* Exercise description
Work out how many lines hold the string "看选择题觉". The answer is a single number, nothing more.

* Input rows
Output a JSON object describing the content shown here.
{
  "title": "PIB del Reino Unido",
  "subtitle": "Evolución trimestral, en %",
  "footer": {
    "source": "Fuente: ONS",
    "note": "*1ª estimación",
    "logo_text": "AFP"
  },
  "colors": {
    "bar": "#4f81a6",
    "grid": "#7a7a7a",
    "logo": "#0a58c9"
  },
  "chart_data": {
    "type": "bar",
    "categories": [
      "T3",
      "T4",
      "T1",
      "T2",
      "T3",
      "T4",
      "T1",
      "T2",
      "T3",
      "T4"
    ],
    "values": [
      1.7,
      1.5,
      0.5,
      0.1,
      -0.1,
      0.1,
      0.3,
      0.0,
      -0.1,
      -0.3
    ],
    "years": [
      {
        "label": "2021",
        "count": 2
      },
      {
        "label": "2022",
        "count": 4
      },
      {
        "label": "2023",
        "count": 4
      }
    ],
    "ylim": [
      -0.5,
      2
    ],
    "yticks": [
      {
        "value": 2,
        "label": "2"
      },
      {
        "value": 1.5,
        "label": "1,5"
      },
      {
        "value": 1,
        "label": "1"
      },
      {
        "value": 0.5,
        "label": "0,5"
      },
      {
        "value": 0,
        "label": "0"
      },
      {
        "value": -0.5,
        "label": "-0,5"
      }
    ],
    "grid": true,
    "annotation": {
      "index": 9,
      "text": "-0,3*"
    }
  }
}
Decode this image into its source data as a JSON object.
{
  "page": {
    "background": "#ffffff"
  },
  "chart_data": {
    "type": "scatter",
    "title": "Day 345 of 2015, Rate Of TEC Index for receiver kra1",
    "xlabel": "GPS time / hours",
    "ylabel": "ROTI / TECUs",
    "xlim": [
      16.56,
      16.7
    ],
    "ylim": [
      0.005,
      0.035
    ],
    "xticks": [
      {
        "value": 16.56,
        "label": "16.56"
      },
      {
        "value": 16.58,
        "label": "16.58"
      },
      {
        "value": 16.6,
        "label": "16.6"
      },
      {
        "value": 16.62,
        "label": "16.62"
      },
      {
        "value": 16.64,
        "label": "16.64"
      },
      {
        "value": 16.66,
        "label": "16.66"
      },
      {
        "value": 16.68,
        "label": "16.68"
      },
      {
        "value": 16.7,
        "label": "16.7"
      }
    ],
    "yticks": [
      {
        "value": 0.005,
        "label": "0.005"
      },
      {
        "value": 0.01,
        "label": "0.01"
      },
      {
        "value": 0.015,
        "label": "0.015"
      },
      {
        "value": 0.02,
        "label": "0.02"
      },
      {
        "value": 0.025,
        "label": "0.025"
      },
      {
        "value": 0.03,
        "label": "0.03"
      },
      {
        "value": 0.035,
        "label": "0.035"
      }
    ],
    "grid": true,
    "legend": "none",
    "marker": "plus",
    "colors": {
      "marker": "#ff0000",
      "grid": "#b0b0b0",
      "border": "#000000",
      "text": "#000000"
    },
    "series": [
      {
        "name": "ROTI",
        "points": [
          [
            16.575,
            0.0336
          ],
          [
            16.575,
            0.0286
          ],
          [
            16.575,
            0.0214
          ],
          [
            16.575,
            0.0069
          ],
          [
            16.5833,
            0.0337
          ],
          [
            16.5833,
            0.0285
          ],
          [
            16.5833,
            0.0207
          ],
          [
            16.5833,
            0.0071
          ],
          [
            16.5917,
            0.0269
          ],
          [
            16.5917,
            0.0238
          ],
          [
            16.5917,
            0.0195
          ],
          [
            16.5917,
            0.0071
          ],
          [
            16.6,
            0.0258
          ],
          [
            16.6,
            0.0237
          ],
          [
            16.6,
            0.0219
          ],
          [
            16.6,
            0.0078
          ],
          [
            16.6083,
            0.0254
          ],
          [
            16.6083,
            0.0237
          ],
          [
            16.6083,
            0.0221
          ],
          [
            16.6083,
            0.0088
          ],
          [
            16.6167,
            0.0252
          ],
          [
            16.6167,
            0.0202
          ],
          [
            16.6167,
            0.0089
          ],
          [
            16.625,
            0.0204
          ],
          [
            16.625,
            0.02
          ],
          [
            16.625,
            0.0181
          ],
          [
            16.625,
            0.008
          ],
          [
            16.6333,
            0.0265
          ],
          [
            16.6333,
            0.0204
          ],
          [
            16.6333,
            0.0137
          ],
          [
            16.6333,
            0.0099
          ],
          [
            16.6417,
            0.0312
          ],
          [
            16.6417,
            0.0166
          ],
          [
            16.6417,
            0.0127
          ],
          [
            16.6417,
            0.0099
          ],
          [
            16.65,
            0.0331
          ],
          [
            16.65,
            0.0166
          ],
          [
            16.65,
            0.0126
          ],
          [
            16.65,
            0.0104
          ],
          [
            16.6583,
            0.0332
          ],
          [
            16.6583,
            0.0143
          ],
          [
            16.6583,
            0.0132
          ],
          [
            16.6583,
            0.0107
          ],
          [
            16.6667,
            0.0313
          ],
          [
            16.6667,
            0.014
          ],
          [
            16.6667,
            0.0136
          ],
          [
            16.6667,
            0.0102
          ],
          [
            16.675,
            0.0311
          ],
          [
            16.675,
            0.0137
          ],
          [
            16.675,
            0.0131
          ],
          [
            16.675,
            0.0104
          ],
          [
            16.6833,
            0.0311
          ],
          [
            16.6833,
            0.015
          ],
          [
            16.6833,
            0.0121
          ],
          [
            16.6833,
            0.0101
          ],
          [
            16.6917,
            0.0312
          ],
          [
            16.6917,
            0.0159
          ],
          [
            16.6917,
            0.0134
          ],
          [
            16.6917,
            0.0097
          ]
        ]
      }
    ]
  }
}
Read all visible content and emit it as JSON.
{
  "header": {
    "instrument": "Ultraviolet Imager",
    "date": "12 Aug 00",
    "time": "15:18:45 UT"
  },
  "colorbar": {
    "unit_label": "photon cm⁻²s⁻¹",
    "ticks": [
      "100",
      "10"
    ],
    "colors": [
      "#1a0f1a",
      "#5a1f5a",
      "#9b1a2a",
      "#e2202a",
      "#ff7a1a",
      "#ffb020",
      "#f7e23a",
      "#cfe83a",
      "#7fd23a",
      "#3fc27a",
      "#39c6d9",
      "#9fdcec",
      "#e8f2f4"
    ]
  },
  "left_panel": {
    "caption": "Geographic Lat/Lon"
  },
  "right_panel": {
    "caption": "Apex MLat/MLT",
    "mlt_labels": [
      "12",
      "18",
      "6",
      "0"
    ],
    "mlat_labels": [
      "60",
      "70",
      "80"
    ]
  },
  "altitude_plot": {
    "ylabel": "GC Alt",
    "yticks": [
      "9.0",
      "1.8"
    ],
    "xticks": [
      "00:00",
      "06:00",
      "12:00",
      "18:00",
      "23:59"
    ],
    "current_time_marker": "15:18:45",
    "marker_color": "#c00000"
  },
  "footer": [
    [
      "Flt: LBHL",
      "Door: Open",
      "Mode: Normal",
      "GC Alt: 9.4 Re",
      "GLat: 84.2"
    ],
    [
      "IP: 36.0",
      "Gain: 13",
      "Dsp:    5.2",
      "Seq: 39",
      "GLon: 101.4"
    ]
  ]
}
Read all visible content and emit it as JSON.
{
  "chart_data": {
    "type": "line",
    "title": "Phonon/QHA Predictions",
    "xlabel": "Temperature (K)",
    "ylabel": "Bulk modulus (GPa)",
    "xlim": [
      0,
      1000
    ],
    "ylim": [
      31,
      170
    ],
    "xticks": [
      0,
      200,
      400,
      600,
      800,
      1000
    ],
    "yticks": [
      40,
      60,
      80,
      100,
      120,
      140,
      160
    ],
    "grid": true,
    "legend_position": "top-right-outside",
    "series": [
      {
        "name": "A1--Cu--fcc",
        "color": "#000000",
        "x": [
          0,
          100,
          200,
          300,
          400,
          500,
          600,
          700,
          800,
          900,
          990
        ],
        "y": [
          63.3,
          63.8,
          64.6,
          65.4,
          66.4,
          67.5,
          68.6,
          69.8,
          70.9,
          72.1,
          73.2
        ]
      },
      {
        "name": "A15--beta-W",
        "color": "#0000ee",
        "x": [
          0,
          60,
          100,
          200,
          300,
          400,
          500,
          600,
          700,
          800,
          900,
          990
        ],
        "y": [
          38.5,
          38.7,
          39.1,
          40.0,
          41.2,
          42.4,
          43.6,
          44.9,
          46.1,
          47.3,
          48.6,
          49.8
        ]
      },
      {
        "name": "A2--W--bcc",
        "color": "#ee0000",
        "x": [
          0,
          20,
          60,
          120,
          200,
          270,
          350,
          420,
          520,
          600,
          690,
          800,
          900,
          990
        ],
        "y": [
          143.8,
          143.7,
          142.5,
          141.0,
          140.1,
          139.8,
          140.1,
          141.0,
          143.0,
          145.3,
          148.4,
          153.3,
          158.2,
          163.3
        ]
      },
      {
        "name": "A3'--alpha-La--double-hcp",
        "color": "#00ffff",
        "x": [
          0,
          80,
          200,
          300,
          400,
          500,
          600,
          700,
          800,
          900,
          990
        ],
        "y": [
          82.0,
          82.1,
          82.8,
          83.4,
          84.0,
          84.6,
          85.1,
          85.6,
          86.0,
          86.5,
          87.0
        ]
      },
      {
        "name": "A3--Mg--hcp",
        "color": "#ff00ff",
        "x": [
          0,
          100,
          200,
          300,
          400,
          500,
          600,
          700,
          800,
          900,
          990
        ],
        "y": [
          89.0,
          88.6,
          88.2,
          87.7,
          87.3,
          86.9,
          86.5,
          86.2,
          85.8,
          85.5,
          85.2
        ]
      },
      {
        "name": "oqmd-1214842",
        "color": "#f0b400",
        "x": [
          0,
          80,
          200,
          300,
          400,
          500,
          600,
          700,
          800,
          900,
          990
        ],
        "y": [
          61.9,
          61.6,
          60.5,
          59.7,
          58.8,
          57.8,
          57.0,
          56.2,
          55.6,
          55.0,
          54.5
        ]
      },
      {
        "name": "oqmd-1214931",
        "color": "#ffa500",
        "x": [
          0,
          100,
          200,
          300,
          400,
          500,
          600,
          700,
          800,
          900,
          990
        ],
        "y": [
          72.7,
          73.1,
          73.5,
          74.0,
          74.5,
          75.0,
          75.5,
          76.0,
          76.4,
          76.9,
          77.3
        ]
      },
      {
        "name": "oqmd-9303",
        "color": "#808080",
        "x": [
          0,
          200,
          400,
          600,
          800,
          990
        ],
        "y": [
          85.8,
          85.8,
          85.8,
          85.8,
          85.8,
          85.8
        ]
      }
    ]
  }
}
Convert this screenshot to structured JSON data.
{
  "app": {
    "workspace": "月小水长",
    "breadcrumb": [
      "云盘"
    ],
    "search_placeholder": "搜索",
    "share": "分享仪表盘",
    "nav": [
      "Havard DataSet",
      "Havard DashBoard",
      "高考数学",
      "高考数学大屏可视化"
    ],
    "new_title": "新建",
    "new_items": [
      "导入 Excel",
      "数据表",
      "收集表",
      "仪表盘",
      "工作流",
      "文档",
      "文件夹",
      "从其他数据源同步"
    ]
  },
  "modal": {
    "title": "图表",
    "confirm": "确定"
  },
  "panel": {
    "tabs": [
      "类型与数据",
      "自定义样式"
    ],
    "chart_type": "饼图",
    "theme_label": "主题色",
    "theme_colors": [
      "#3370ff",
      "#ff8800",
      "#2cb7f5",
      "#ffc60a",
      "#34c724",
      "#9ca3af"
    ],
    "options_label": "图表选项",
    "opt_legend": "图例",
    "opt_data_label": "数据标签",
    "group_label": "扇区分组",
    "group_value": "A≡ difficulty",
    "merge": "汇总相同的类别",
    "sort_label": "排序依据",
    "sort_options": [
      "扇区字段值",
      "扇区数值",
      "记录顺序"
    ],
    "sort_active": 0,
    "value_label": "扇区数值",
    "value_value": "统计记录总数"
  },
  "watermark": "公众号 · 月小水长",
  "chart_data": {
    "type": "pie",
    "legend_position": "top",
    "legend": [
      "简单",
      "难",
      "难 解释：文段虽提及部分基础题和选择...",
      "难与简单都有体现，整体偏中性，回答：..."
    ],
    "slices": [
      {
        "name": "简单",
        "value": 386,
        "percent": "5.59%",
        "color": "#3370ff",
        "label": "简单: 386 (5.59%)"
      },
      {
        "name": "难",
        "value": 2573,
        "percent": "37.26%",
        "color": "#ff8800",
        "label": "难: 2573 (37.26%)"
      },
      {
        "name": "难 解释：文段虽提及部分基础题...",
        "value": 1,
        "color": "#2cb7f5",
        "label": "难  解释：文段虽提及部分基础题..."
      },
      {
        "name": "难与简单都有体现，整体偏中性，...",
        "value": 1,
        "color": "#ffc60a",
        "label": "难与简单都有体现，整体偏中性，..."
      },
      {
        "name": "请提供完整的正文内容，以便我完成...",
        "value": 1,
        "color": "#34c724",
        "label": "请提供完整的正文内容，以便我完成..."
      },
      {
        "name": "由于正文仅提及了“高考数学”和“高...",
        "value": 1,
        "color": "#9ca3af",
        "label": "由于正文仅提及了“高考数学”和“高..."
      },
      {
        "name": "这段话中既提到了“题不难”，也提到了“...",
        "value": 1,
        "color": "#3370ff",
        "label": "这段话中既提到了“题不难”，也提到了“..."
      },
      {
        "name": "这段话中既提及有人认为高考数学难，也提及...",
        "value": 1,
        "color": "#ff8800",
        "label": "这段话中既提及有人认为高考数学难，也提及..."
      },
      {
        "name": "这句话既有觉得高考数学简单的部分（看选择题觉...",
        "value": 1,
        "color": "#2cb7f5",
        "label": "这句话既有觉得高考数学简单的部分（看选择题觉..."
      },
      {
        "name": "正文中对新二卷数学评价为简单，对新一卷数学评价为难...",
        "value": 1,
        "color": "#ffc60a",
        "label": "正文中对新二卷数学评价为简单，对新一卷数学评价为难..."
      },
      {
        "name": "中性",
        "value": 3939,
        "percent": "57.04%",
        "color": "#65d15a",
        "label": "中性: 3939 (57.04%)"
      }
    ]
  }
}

* Task answer
2